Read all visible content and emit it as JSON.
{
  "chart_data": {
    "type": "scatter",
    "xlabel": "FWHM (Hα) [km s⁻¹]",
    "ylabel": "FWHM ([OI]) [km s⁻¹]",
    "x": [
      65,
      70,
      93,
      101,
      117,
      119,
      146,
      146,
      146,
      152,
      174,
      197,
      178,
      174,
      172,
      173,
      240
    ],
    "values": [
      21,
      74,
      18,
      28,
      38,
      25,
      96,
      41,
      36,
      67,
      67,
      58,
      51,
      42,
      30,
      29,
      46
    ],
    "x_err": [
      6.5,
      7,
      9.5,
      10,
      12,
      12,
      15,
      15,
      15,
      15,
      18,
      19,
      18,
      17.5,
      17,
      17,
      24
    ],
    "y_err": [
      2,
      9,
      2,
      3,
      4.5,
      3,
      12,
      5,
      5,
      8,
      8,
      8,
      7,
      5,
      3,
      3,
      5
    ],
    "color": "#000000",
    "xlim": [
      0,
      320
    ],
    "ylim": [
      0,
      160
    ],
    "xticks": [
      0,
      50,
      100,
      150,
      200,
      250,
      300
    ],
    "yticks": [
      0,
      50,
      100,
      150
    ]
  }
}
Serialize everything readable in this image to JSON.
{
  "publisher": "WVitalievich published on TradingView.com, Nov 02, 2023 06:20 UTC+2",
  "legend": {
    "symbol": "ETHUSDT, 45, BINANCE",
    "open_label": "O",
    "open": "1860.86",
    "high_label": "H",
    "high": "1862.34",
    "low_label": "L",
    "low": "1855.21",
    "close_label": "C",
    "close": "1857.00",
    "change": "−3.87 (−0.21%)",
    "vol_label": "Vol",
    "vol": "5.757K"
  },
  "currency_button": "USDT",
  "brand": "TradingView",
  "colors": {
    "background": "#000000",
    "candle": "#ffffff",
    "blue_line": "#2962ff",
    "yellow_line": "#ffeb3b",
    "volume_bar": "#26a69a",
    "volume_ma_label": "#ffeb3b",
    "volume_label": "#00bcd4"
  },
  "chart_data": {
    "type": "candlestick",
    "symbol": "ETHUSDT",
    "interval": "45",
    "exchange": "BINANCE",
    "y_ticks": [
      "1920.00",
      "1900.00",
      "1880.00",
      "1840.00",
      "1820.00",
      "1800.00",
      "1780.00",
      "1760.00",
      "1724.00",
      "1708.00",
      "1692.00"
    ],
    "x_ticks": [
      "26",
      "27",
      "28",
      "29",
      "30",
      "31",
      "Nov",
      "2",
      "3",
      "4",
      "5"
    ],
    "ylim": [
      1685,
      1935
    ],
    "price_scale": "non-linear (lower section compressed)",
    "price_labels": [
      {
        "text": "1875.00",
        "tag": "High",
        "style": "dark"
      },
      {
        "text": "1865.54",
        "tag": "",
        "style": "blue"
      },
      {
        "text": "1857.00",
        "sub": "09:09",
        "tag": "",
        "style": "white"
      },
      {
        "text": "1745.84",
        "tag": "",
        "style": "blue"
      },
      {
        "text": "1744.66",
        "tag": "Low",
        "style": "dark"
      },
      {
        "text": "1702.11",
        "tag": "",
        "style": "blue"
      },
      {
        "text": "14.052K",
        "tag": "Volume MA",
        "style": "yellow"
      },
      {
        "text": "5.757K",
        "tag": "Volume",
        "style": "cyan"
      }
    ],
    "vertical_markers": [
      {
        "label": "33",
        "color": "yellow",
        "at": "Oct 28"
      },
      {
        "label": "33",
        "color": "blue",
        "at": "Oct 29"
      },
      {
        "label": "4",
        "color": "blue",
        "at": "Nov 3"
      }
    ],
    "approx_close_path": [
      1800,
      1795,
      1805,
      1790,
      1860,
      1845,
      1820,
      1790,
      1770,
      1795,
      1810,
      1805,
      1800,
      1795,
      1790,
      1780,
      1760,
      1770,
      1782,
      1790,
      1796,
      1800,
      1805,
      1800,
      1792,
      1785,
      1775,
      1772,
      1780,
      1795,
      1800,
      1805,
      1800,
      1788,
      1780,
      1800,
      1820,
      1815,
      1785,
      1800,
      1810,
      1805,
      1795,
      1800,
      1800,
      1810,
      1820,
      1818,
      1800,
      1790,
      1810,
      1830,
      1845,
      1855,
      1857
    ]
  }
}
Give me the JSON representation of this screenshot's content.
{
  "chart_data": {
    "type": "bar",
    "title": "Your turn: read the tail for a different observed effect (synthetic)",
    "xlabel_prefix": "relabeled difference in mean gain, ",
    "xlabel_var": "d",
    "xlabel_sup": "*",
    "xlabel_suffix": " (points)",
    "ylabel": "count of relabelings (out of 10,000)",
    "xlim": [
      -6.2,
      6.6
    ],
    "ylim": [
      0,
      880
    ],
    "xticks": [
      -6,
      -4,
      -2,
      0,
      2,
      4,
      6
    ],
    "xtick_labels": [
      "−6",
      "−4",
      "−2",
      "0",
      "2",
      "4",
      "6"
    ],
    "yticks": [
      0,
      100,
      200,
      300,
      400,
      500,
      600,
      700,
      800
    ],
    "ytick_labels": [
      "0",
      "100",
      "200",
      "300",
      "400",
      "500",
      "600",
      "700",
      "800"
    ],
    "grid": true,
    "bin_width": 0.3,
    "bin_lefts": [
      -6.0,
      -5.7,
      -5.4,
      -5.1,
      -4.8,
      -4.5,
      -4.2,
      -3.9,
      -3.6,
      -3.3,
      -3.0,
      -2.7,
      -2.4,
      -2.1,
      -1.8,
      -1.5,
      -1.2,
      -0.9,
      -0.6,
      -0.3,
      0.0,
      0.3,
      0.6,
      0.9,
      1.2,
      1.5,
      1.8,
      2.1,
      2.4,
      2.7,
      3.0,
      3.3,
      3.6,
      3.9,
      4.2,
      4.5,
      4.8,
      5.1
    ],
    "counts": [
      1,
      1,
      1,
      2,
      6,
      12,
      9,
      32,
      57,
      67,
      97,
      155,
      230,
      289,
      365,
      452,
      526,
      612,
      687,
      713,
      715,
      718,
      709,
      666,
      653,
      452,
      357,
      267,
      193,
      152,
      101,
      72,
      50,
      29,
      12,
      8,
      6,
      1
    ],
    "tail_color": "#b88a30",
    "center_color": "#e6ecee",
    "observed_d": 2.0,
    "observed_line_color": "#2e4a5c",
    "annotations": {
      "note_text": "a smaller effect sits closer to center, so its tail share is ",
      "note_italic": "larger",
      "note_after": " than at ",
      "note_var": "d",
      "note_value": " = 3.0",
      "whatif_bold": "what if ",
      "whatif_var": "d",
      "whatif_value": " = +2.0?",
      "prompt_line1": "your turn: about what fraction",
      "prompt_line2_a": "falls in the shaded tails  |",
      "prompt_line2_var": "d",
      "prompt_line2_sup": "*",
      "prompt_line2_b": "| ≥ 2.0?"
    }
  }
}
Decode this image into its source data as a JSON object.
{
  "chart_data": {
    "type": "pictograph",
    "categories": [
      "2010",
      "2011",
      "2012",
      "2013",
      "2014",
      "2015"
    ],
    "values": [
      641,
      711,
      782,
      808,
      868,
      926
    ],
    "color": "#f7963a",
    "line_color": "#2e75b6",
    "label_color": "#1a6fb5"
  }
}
○ ○ ○ ○
Everything in the listing above should be restated exactly.

Read all visible content and emit it as JSON.
{
  "chart_data": {
    "type": "scatter",
    "xlabel": "FWHM (Hα) [km s⁻¹]",
    "ylabel": "FWHM ([OI]) [km s⁻¹]",
    "x": [
      65,
      70,
      93,
      101,
      117,
      119,
      146,
      146,
      146,
      152,
      174,
      197,
      178,
      174,
      172,
      173,
      240
    ],
    "values": [
      21,
      74,
      18,
      28,
      38,
      25,
      96,
      41,
      36,
      67,
      67,
      58,
      51,
      42,
      30,
      29,
      46
    ],
    "x_err": [
      6.5,
      7,
      9.5,
      10,
      12,
      12,
      15,
      15,
      15,
      15,
      18,
      19,
      18,
      17.5,
      17,
      17,
      24
    ],
    "y_err": [
      2,
      9,
      2,
      3,
      4.5,
      3,
      12,
      5,
      5,
      8,
      8,
      8,
      7,
      5,
      3,
      3,
      5
    ],
    "color": "#000000",
    "xlim": [
      0,
      320
    ],
    "ylim": [
      0,
      160
    ],
    "xticks": [
      0,
      50,
      100,
      150,
      200,
      250,
      300
    ],
    "yticks": [
      0,
      50,
      100,
      150
    ]
  }
}
Serialize everything readable in this image to JSON.
{
  "publisher": "WVitalievich published on TradingView.com, Nov 02, 2023 06:20 UTC+2",
  "legend": {
    "symbol": "ETHUSDT, 45, BINANCE",
    "open_label": "O",
    "open": "1860.86",
    "high_label": "H",
    "high": "1862.34",
    "low_label": "L",
    "low": "1855.21",
    "close_label": "C",
    "close": "1857.00",
    "change": "−3.87 (−0.21%)",
    "vol_label": "Vol",
    "vol": "5.757K"
  },
  "currency_button": "USDT",
  "brand": "TradingView",
  "colors": {
    "background": "#000000",
    "candle": "#ffffff",
    "blue_line": "#2962ff",
    "yellow_line": "#ffeb3b",
    "volume_bar": "#26a69a",
    "volume_ma_label": "#ffeb3b",
    "volume_label": "#00bcd4"
  },
  "chart_data": {
    "type": "candlestick",
    "symbol": "ETHUSDT",
    "interval": "45",
    "exchange": "BINANCE",
    "y_ticks": [
      "1920.00",
      "1900.00",
      "1880.00",
      "1840.00",
      "1820.00",
      "1800.00",
      "1780.00",
      "1760.00",
      "1724.00",
      "1708.00",
      "1692.00"
    ],
    "x_ticks": [
      "26",
      "27",
      "28",
      "29",
      "30",
      "31",
      "Nov",
      "2",
      "3",
      "4",
      "5"
    ],
    "ylim": [
      1685,
      1935
    ],
    "price_scale": "non-linear (lower section compressed)",
    "price_labels": [
      {
        "text": "1875.00",
        "tag": "High",
        "style": "dark"
      },
      {
        "text": "1865.54",
        "tag": "",
        "style": "blue"
      },
      {
        "text": "1857.00",
        "sub": "09:09",
        "tag": "",
        "style": "white"
      },
      {
        "text": "1745.84",
        "tag": "",
        "style": "blue"
      },
      {
        "text": "1744.66",
        "tag": "Low",
        "style": "dark"
      },
      {
        "text": "1702.11",
        "tag": "",
        "style": "blue"
      },
      {
        "text": "14.052K",
        "tag": "Volume MA",
        "style": "yellow"
      },
      {
        "text": "5.757K",
        "tag": "Volume",
        "style": "cyan"
      }
    ],
    "vertical_markers": [
      {
        "label": "33",
        "color": "yellow",
        "at": "Oct 28"
      },
      {
        "label": "33",
        "color": "blue",
        "at": "Oct 29"
      },
      {
        "label": "4",
        "color": "blue",
        "at": "Nov 3"
      }
    ],
    "approx_close_path": [
      1800,
      1795,
      1805,
      1790,
      1860,
      1845,
      1820,
      1790,
      1770,
      1795,
      1810,
      1805,
      1800,
      1795,
      1790,
      1780,
      1760,
      1770,
      1782,
      1790,
      1796,
      1800,
      1805,
      1800,
      1792,
      1785,
      1775,
      1772,
      1780,
      1795,
      1800,
      1805,
      1800,
      1788,
      1780,
      1800,
      1820,
      1815,
      1785,
      1800,
      1810,
      1805,
      1795,
      1800,
      1800,
      1810,
      1820,
      1818,
      1800,
      1790,
      1810,
      1830,
      1845,
      1855,
      1857
    ]
  }
}
Give me the JSON representation of this screenshot's content.
{
  "chart_data": {
    "type": "bar",
    "title": "Your turn: read the tail for a different observed effect (synthetic)",
    "xlabel_prefix": "relabeled difference in mean gain, ",
    "xlabel_var": "d",
    "xlabel_sup": "*",
    "xlabel_suffix": " (points)",
    "ylabel": "count of relabelings (out of 10,000)",
    "xlim": [
      -6.2,
      6.6
    ],
    "ylim": [
      0,
      880
    ],
    "xticks": [
      -6,
      -4,
      -2,
      0,
      2,
      4,
      6
    ],
    "xtick_labels": [
      "−6",
      "−4",
      "−2",
      "0",
      "2",
      "4",
      "6"
    ],
    "yticks": [
      0,
      100,
      200,
      300,
      400,
      500,
      600,
      700,
      800
    ],
    "ytick_labels": [
      "0",
      "100",
      "200",
      "300",
      "400",
      "500",
      "600",
      "700",
      "800"
    ],
    "grid": true,
    "bin_width": 0.3,
    "bin_lefts": [
      -6.0,
      -5.7,
      -5.4,
      -5.1,
      -4.8,
      -4.5,
      -4.2,
      -3.9,
      -3.6,
      -3.3,
      -3.0,
      -2.7,
      -2.4,
      -2.1,
      -1.8,
      -1.5,
      -1.2,
      -0.9,
      -0.6,
      -0.3,
      0.0,
      0.3,
      0.6,
      0.9,
      1.2,
      1.5,
      1.8,
      2.1,
      2.4,
      2.7,
      3.0,
      3.3,
      3.6,
      3.9,
      4.2,
      4.5,
      4.8,
      5.1
    ],
    "counts": [
      1,
      1,
      1,
      2,
      6,
      12,
      9,
      32,
      57,
      67,
      97,
      155,
      230,
      289,
      365,
      452,
      526,
      612,
      687,
      713,
      715,
      718,
      709,
      666,
      653,
      452,
      357,
      267,
      193,
      152,
      101,
      72,
      50,
      29,
      12,
      8,
      6,
      1
    ],
    "tail_color": "#b88a30",
    "center_color": "#e6ecee",
    "observed_d": 2.0,
    "observed_line_color": "#2e4a5c",
    "annotations": {
      "note_text": "a smaller effect sits closer to center, so its tail share is ",
      "note_italic": "larger",
      "note_after": " than at ",
      "note_var": "d",
      "note_value": " = 3.0",
      "whatif_bold": "what if ",
      "whatif_var": "d",
      "whatif_value": " = +2.0?",
      "prompt_line1": "your turn: about what fraction",
      "prompt_line2_a": "falls in the shaded tails  |",
      "prompt_line2_var": "d",
      "prompt_line2_sup": "*",
      "prompt_line2_b": "| ≥ 2.0?"
    }
  }
}
Decode this image into its source data as a JSON object.
{
  "chart_data": {
    "type": "pictograph",
    "categories": [
      "2010",
      "2011",
      "2012",
      "2013",
      "2014",
      "2015"
    ],
    "values": [
      641,
      711,
      782,
      808,
      868,
      926
    ],
    "color": "#f7963a",
    "line_color": "#2e75b6",
    "label_color": "#1a6fb5"
  }
}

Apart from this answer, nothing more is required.